REQUIREMENT: Omit every picture and return the rest of the data unaltered.

[Data entries]
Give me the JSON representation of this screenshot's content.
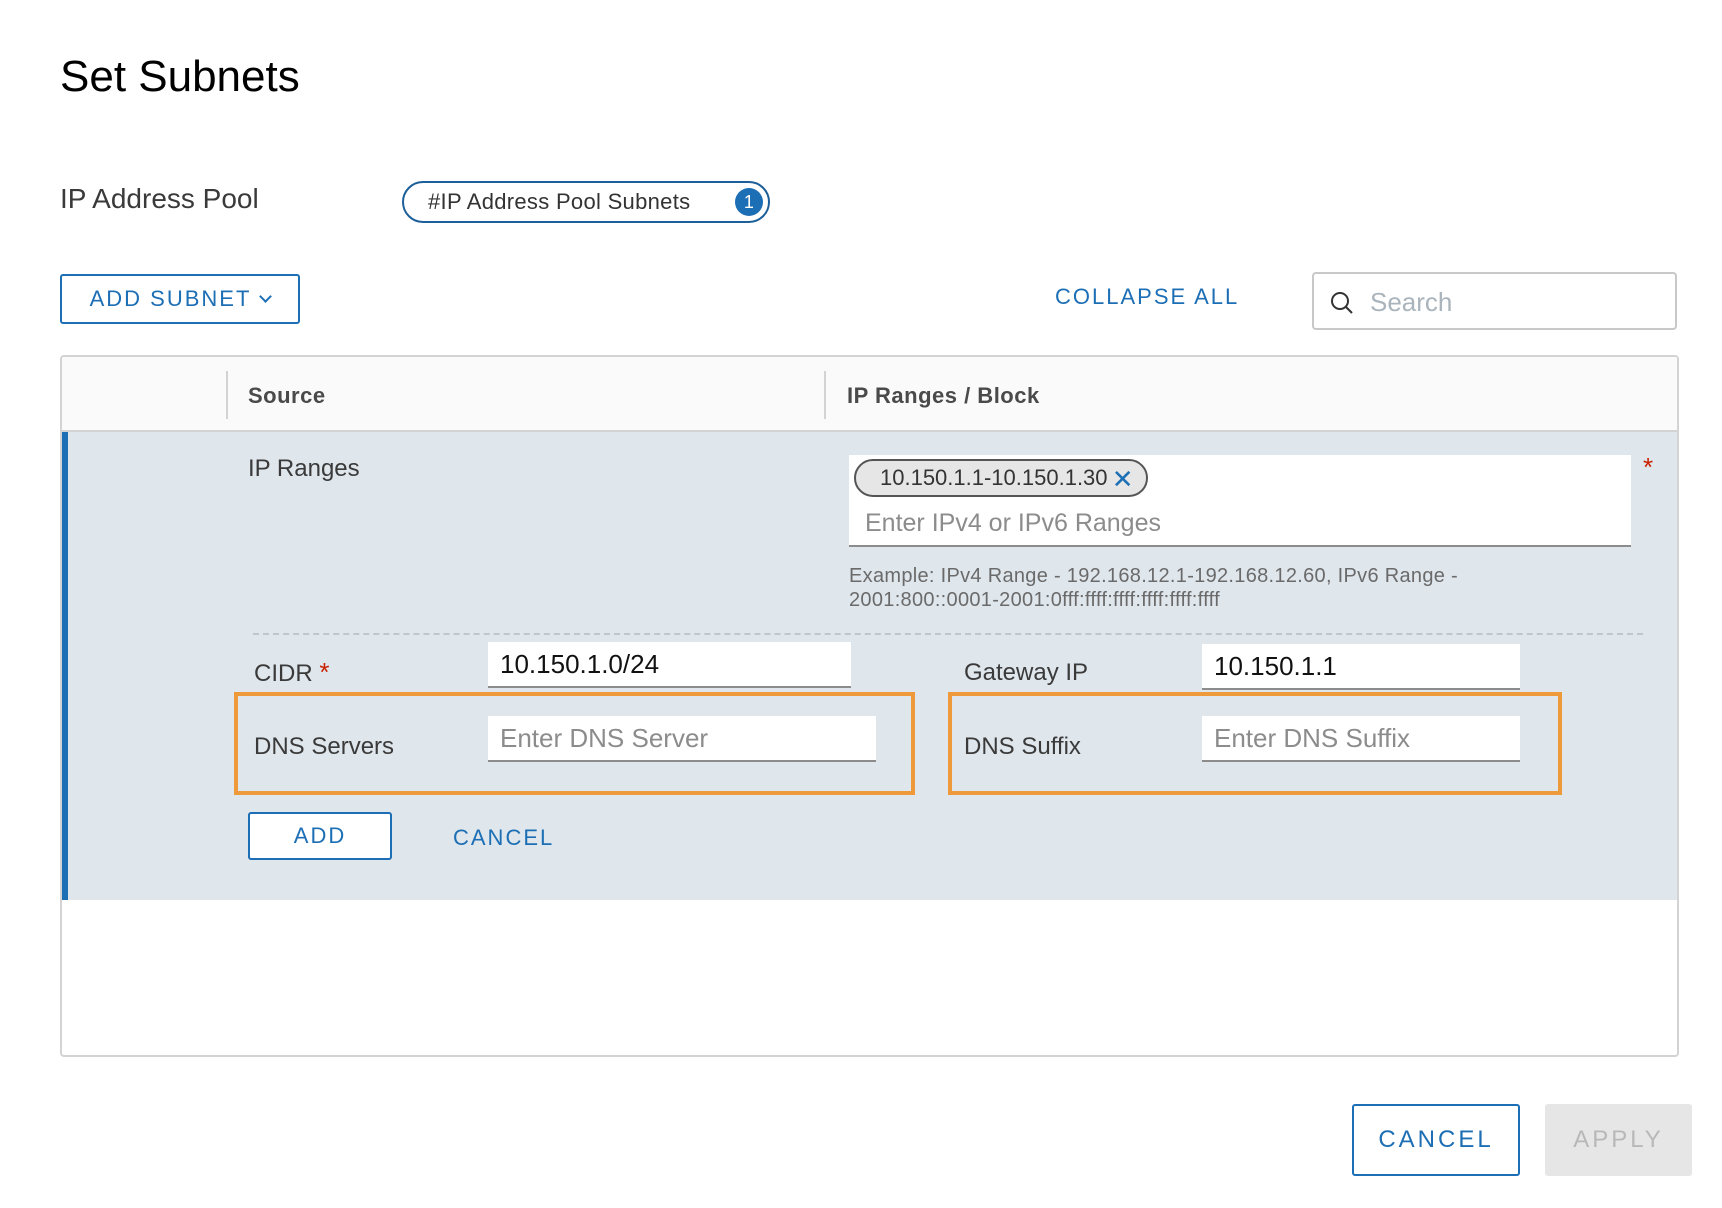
{
  "dialog": {
    "title": "Set Subnets"
  },
  "pool": {
    "label": "IP Address Pool",
    "pill_label": "#IP Address Pool Subnets",
    "pill_count": "1"
  },
  "toolbar": {
    "add_subnet_label": "ADD SUBNET",
    "collapse_all_label": "COLLAPSE ALL",
    "search_placeholder": "Search"
  },
  "grid": {
    "columns": [
      "Source",
      "IP Ranges / Block"
    ],
    "row": {
      "ip_ranges_label": "IP Ranges",
      "ip_range_chip": "10.150.1.1-10.150.1.30",
      "ip_ranges_placeholder": "Enter IPv4 or IPv6 Ranges",
      "ip_ranges_required": "*",
      "example_text": "Example: IPv4 Range - 192.168.12.1-192.168.12.60, IPv6 Range - 2001:800::0001-2001:0fff:ffff:ffff:ffff:ffff:ffff",
      "cidr_label": "CIDR",
      "cidr_required": "*",
      "cidr_value": "10.150.1.0/24",
      "gateway_label": "Gateway IP",
      "gateway_value": "10.150.1.1",
      "dns_servers_label": "DNS Servers",
      "dns_servers_placeholder": "Enter DNS Server",
      "dns_suffix_label": "DNS Suffix",
      "dns_suffix_placeholder": "Enter DNS Suffix",
      "add_label": "ADD",
      "cancel_label": "CANCEL"
    }
  },
  "footer": {
    "cancel_label": "CANCEL",
    "apply_label": "APPLY"
  },
  "colors": {
    "accent": "#1d6fb5",
    "highlight": "#ee9a3a",
    "required": "#c92100",
    "row_bg": "#dfe6ec"
  }
}
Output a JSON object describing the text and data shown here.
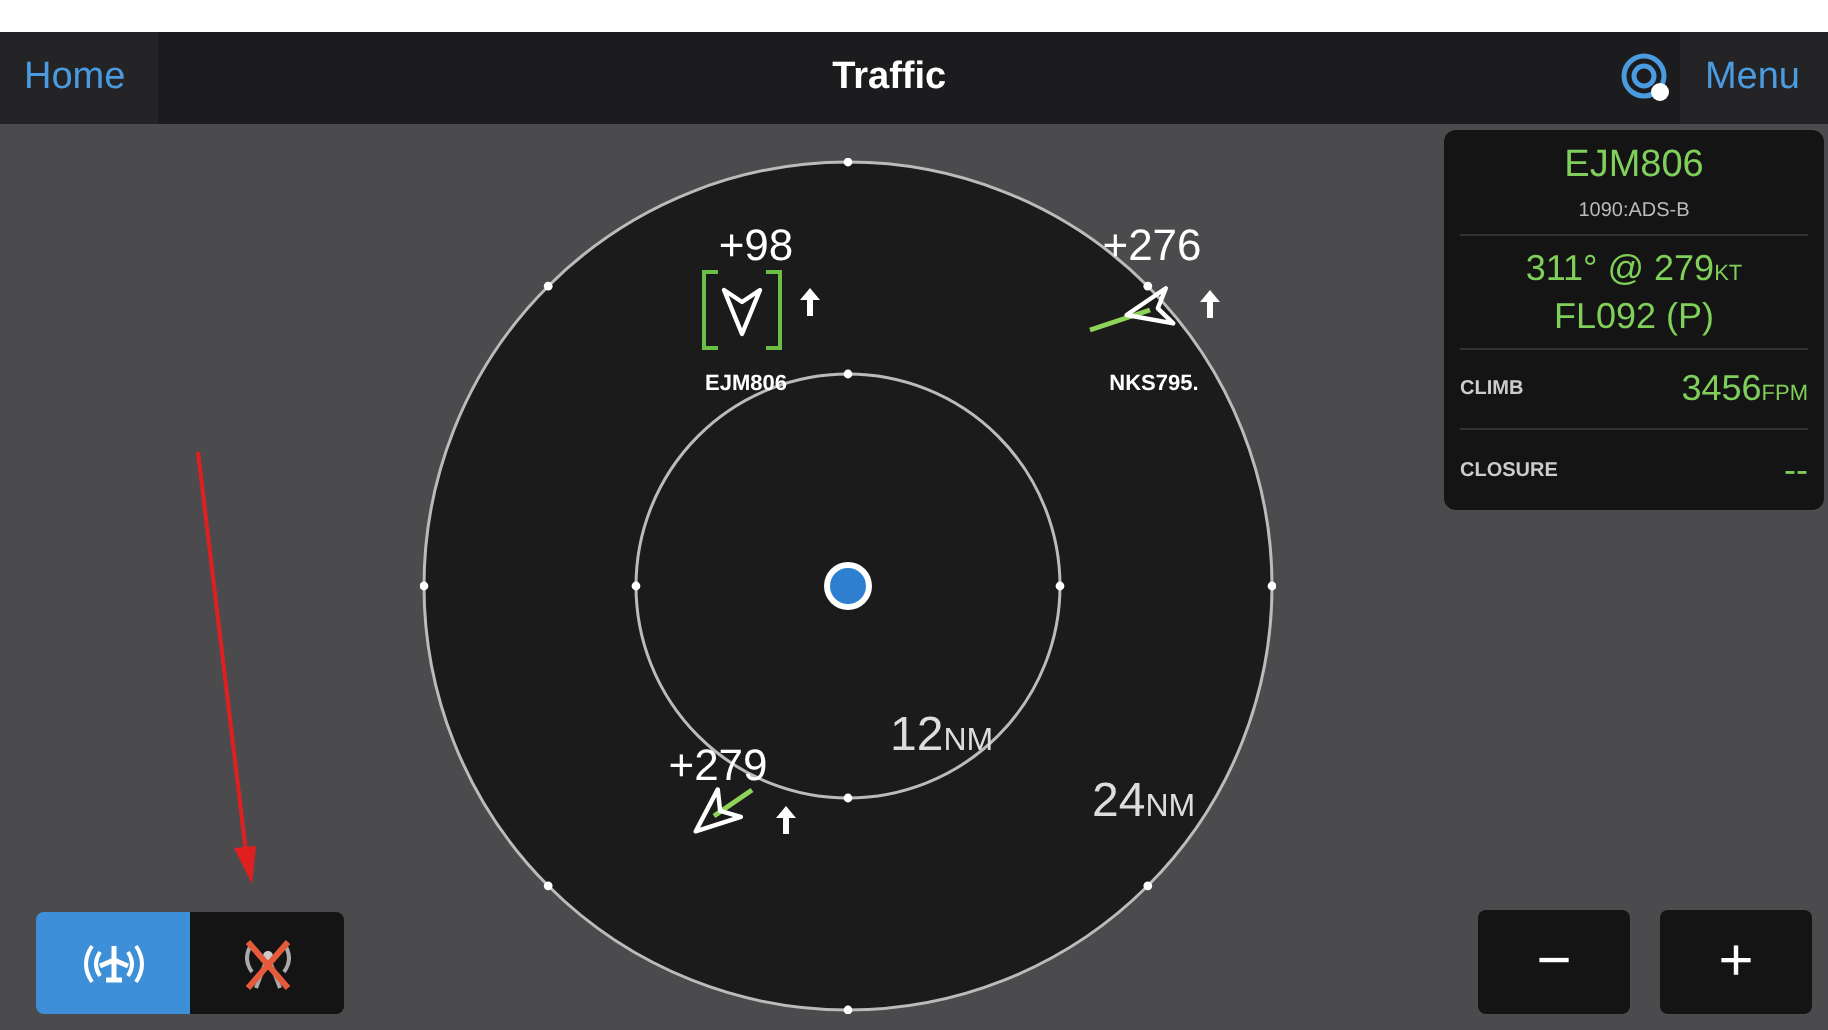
{
  "header": {
    "home": "Home",
    "title": "Traffic",
    "menu": "Menu"
  },
  "targets": [
    {
      "altitude": "+98",
      "callsign": "EJM806",
      "selected": true,
      "climbing": true
    },
    {
      "altitude": "+276",
      "callsign": "NKS795.",
      "selected": false,
      "climbing": true
    },
    {
      "altitude": "+279",
      "selected": false,
      "climbing": true
    }
  ],
  "range_labels": [
    {
      "value": "12",
      "unit": "NM"
    },
    {
      "value": "24",
      "unit": "NM"
    }
  ],
  "info_panel": {
    "callsign": "EJM806",
    "source": "1090:ADS-B",
    "track": {
      "text": "311° @ 279",
      "unit": "KT"
    },
    "altitude": "FL092 (P)",
    "rows": [
      {
        "label": "CLIMB",
        "value": "3456",
        "unit": "FPM"
      },
      {
        "label": "CLOSURE",
        "value": "--"
      }
    ]
  },
  "mode_toggle": [
    {
      "kind": "traffic",
      "selected": true
    },
    {
      "kind": "off",
      "selected": false
    }
  ],
  "zoom_buttons": [
    "−",
    "+"
  ]
}
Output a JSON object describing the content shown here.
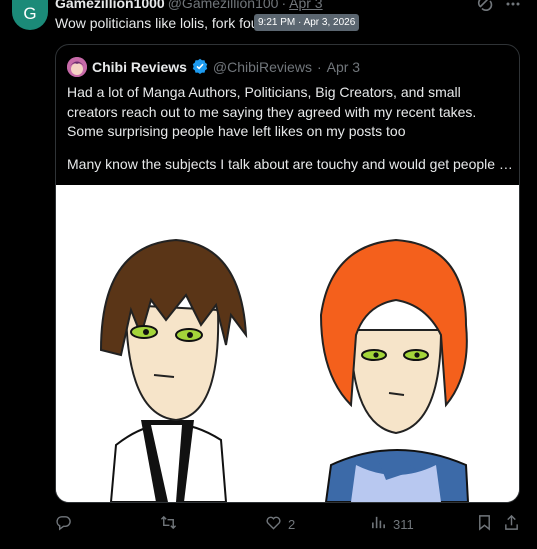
{
  "author": {
    "avatar_letter": "G",
    "name": "Gamezillion1000",
    "handle": "@Gamezillion100",
    "separator": "·",
    "date": "Apr 3"
  },
  "tweet": {
    "text": "Wow politicians like lolis, fork fou"
  },
  "tooltip": "9:21 PM · Apr 3, 2026",
  "quote": {
    "name": "Chibi Reviews",
    "handle": "@ChibiReviews",
    "separator": "·",
    "date": "Apr 3",
    "lines": [
      "Had a lot of Manga Authors, Politicians, Big Creators, and small",
      "creators reach out to me saying they agreed with my recent takes.",
      "Some surprising people have left likes on my posts too"
    ],
    "last_line": "Many know the subjects I talk about are touchy and would get people …"
  },
  "actions": {
    "reply_count": "",
    "retweet_count": "",
    "like_count": "2",
    "view_count": "311"
  },
  "colors": {
    "background": "#000000",
    "text": "#e7e9ea",
    "muted": "#71767b",
    "verified": "#1d9bf0",
    "avatar": "#1b8a78",
    "tooltip_bg": "#5b6670"
  }
}
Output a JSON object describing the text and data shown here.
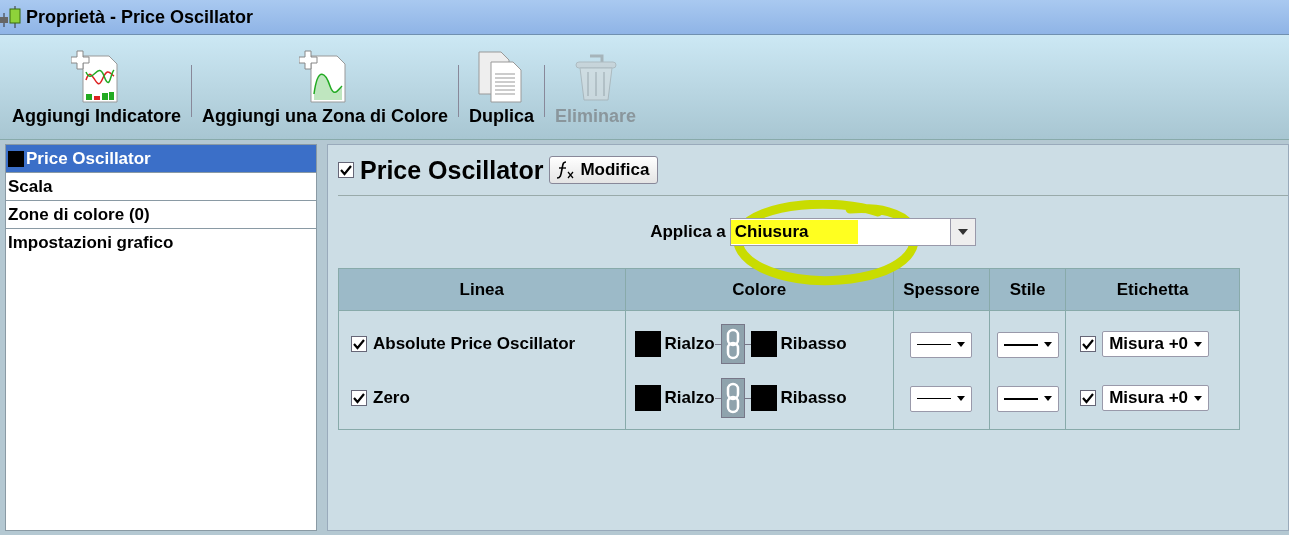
{
  "window": {
    "title": "Proprietà - Price Oscillator"
  },
  "toolbar": [
    {
      "kind": "add-indicator",
      "label": "Aggiungi Indicatore",
      "disabled": false
    },
    {
      "kind": "add-zone",
      "label": "Aggiungi una Zona di Colore",
      "disabled": false
    },
    {
      "kind": "duplicate",
      "label": "Duplica",
      "disabled": false
    },
    {
      "kind": "delete",
      "label": "Eliminare",
      "disabled": true
    }
  ],
  "sidebar": {
    "items": [
      {
        "label": "Price Oscillator",
        "selected": true,
        "color": "#000000"
      },
      {
        "label": "Scala",
        "selected": false
      },
      {
        "label": "Zone di colore (0)",
        "selected": false
      },
      {
        "label": "Impostazioni grafico",
        "selected": false
      }
    ]
  },
  "indicator": {
    "name": "Price Oscillator",
    "checked": true,
    "edit_button": "Modifica",
    "apply_label": "Applica a",
    "apply_value": "Chiusura",
    "apply_highlighted": true
  },
  "table": {
    "columns": [
      "Linea",
      "Colore",
      "Spessore",
      "Stile",
      "Etichetta"
    ],
    "rows": [
      {
        "name": "Absolute Price Oscillator",
        "checked": true,
        "colors": [
          {
            "label": "Rialzo",
            "color": "#000000"
          },
          {
            "label": "Ribasso",
            "color": "#000000"
          }
        ],
        "label_checked": true,
        "label_value": "Misura +0"
      },
      {
        "name": "Zero",
        "checked": true,
        "colors": [
          {
            "label": "Rialzo",
            "color": "#000000"
          },
          {
            "label": "Ribasso",
            "color": "#000000"
          }
        ],
        "label_checked": true,
        "label_value": "Misura +0"
      }
    ]
  }
}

REPLY:
Give me the JSON representation of this screenshot's content.
{
  "dialog": {
    "title": "Set Subnets"
  },
  "pool": {
    "label": "IP Address Pool",
    "pill_label": "#IP Address Pool Subnets",
    "pill_count": "1"
  },
  "toolbar": {
    "add_subnet_label": "ADD SUBNET",
    "collapse_all_label": "COLLAPSE ALL",
    "search_placeholder": "Search"
  },
  "grid": {
    "columns": [
      "Source",
      "IP Ranges / Block"
    ],
    "row": {
      "ip_ranges_label": "IP Ranges",
      "ip_range_chip": "10.150.1.1-10.150.1.30",
      "ip_ranges_placeholder": "Enter IPv4 or IPv6 Ranges",
      "ip_ranges_required": "*",
      "example_text": "Example: IPv4 Range - 192.168.12.1-192.168.12.60, IPv6 Range - 2001:800::0001-2001:0fff:ffff:ffff:ffff:ffff:ffff",
      "cidr_label": "CIDR",
      "cidr_required": "*",
      "cidr_value": "10.150.1.0/24",
      "gateway_label": "Gateway IP",
      "gateway_value": "10.150.1.1",
      "dns_servers_label": "DNS Servers",
      "dns_servers_placeholder": "Enter DNS Server",
      "dns_suffix_label": "DNS Suffix",
      "dns_suffix_placeholder": "Enter DNS Suffix",
      "add_label": "ADD",
      "cancel_label": "CANCEL"
    }
  },
  "footer": {
    "cancel_label": "CANCEL",
    "apply_label": "APPLY"
  },
  "colors": {
    "accent": "#1d6fb5",
    "highlight": "#ee9a3a",
    "required": "#c92100",
    "row_bg": "#dfe6ec"
  }
}
Output a JSON object describing the text and data shown here.
{
  "header": {
    "home": "Home",
    "title": "Traffic",
    "menu": "Menu"
  },
  "targets": [
    {
      "altitude": "+98",
      "callsign": "EJM806",
      "selected": true,
      "climbing": true
    },
    {
      "altitude": "+276",
      "callsign": "NKS795.",
      "selected": false,
      "climbing": true
    },
    {
      "altitude": "+279",
      "selected": false,
      "climbing": true
    }
  ],
  "range_labels": [
    {
      "value": "12",
      "unit": "NM"
    },
    {
      "value": "24",
      "unit": "NM"
    }
  ],
  "info_panel": {
    "callsign": "EJM806",
    "source": "1090:ADS-B",
    "track": {
      "text": "311° @ 279",
      "unit": "KT"
    },
    "altitude": "FL092 (P)",
    "rows": [
      {
        "label": "CLIMB",
        "value": "3456",
        "unit": "FPM"
      },
      {
        "label": "CLOSURE",
        "value": "--"
      }
    ]
  },
  "mode_toggle": [
    {
      "kind": "traffic",
      "selected": true
    },
    {
      "kind": "off",
      "selected": false
    }
  ],
  "zoom_buttons": [
    "−",
    "+"
  ]
}
Output a JSON object describing the content shown here.
{
  "author": {
    "avatar_letter": "G",
    "name": "Gamezillion1000",
    "handle": "@Gamezillion100",
    "separator": "·",
    "date": "Apr 3"
  },
  "tweet": {
    "text": "Wow politicians like lolis, fork fou"
  },
  "tooltip": "9:21 PM · Apr 3, 2026",
  "quote": {
    "name": "Chibi Reviews",
    "handle": "@ChibiReviews",
    "separator": "·",
    "date": "Apr 3",
    "lines": [
      "Had a lot of Manga Authors, Politicians, Big Creators, and small",
      "creators reach out to me saying they agreed with my recent takes.",
      "Some surprising people have left likes on my posts too"
    ],
    "last_line": "Many know the subjects I talk about are touchy and would get people …"
  },
  "actions": {
    "reply_count": "",
    "retweet_count": "",
    "like_count": "2",
    "view_count": "311"
  },
  "colors": {
    "background": "#000000",
    "text": "#e7e9ea",
    "muted": "#71767b",
    "verified": "#1d9bf0",
    "avatar": "#1b8a78",
    "tooltip_bg": "#5b6670"
  }
}
Output a JSON object describing the text and data shown here.
{
  "window": {
    "title": "Proprietà - Price Oscillator"
  },
  "toolbar": [
    {
      "kind": "add-indicator",
      "label": "Aggiungi Indicatore",
      "disabled": false
    },
    {
      "kind": "add-zone",
      "label": "Aggiungi una Zona di Colore",
      "disabled": false
    },
    {
      "kind": "duplicate",
      "label": "Duplica",
      "disabled": false
    },
    {
      "kind": "delete",
      "label": "Eliminare",
      "disabled": true
    }
  ],
  "sidebar": {
    "items": [
      {
        "label": "Price Oscillator",
        "selected": true,
        "color": "#000000"
      },
      {
        "label": "Scala",
        "selected": false
      },
      {
        "label": "Zone di colore (0)",
        "selected": false
      },
      {
        "label": "Impostazioni grafico",
        "selected": false
      }
    ]
  },
  "indicator": {
    "name": "Price Oscillator",
    "checked": true,
    "edit_button": "Modifica",
    "apply_label": "Applica a",
    "apply_value": "Chiusura",
    "apply_highlighted": true
  },
  "table": {
    "columns": [
      "Linea",
      "Colore",
      "Spessore",
      "Stile",
      "Etichetta"
    ],
    "rows": [
      {
        "name": "Absolute Price Oscillator",
        "checked": true,
        "colors": [
          {
            "label": "Rialzo",
            "color": "#000000"
          },
          {
            "label": "Ribasso",
            "color": "#000000"
          }
        ],
        "label_checked": true,
        "label_value": "Misura +0"
      },
      {
        "name": "Zero",
        "checked": true,
        "colors": [
          {
            "label": "Rialzo",
            "color": "#000000"
          },
          {
            "label": "Ribasso",
            "color": "#000000"
          }
        ],
        "label_checked": true,
        "label_value": "Misura +0"
      }
    ]
  }
}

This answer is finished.